» **WORK TO COMPLETE**:
Copy all the entries below exactly, but not the pictures.

=== AVAILABLE DATA ===

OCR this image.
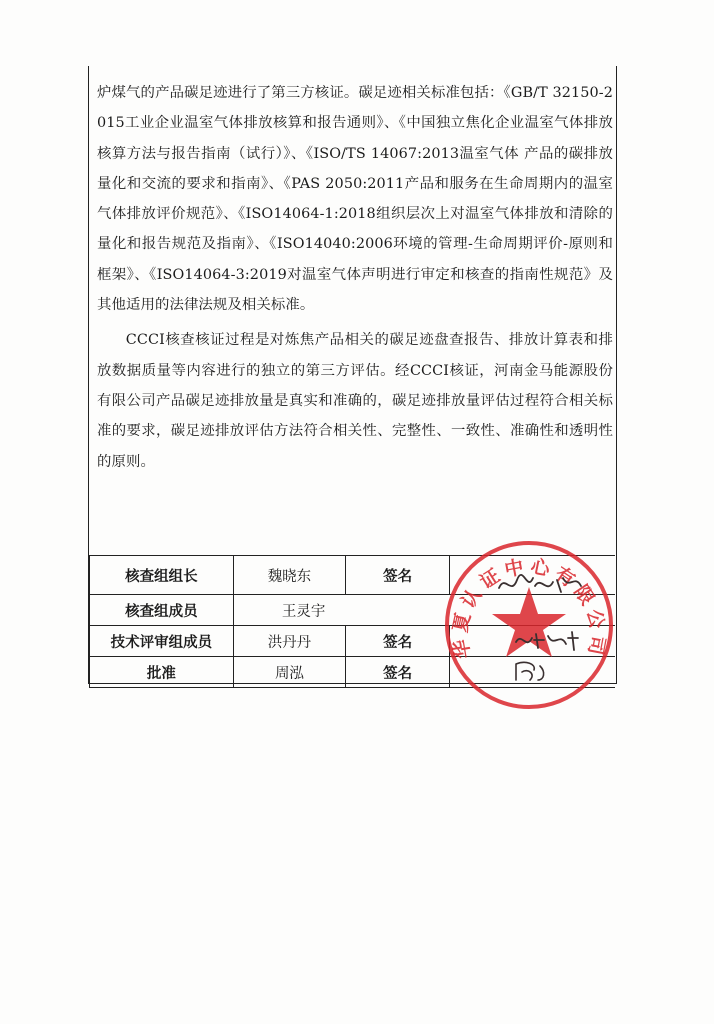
炉煤气的产品碳足迹进行了第三方核证。碳足迹相关标准包括：《GB/T 32150-2015工业企业温室气体排放核算和报告通则》、《中国独立焦化企业温室气体排放核算方法与报告指南（试行）》、《ISO/TS 14067:2013温室气体 产品的碳排放量化和交流的要求和指南》、《PAS 2050:2011产品和服务在生命周期内的温室气体排放评价规范》、《ISO14064-1:2018组织层次上对温室气体排放和清除的量化和报告规范及指南》、《ISO14040:2006环境的管理-生命周期评价-原则和框架》、《ISO14064-3:2019对温室气体声明进行审定和核查的指南性规范》及其他适用的法律法规及相关标准。

CCCI核查核证过程是对炼焦产品相关的碳足迹盘查报告、排放计算表和排放数据质量等内容进行的独立的第三方评估。经CCCI核证，河南金马能源股份有限公司产品碳足迹排放量是真实和准确的，碳足迹排放量评估过程符合相关标准的要求，碳足迹排放评估方法符合相关性、完整性、一致性、准确性和透明性的原则。

核查组组长	魏晓东	签名	
核查组成员	王灵宇		
技术评审组成员	洪丹丹	签名	
批准	周泓	签名	
华夏认证中心有限公司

===

» **EXPECTED ANSWER**:
OCR this image.
炉煤气的产品碳足迹进行了第三方核证。碳足迹相关标准包括：《GB/T 32150-2015工业企业温室气体排放核算和报告通则》、《中国独立焦化企业温室气体排放核算方法与报告指南（试行）》、《ISO/TS 14067:2013温室气体 产品的碳排放量化和交流的要求和指南》、《PAS 2050:2011产品和服务在生命周期内的温室气体排放评价规范》、《ISO14064-1:2018组织层次上对温室气体排放和清除的量化和报告规范及指南》、《ISO14040:2006环境的管理-生命周期评价-原则和框架》、《ISO14064-3:2019对温室气体声明进行审定和核查的指南性规范》及其他适用的法律法规及相关标准。

CCCI核查核证过程是对炼焦产品相关的碳足迹盘查报告、排放计算表和排放数据质量等内容进行的独立的第三方评估。经CCCI核证，河南金马能源股份有限公司产品碳足迹排放量是真实和准确的，碳足迹排放量评估过程符合相关标准的要求，碳足迹排放评估方法符合相关性、完整性、一致性、准确性和透明性的原则。

核查组组长	魏晓东	签名	
核查组成员	王灵宇		
技术评审组成员	洪丹丹	签名	
批准	周泓	签名	
华夏认证中心有限公司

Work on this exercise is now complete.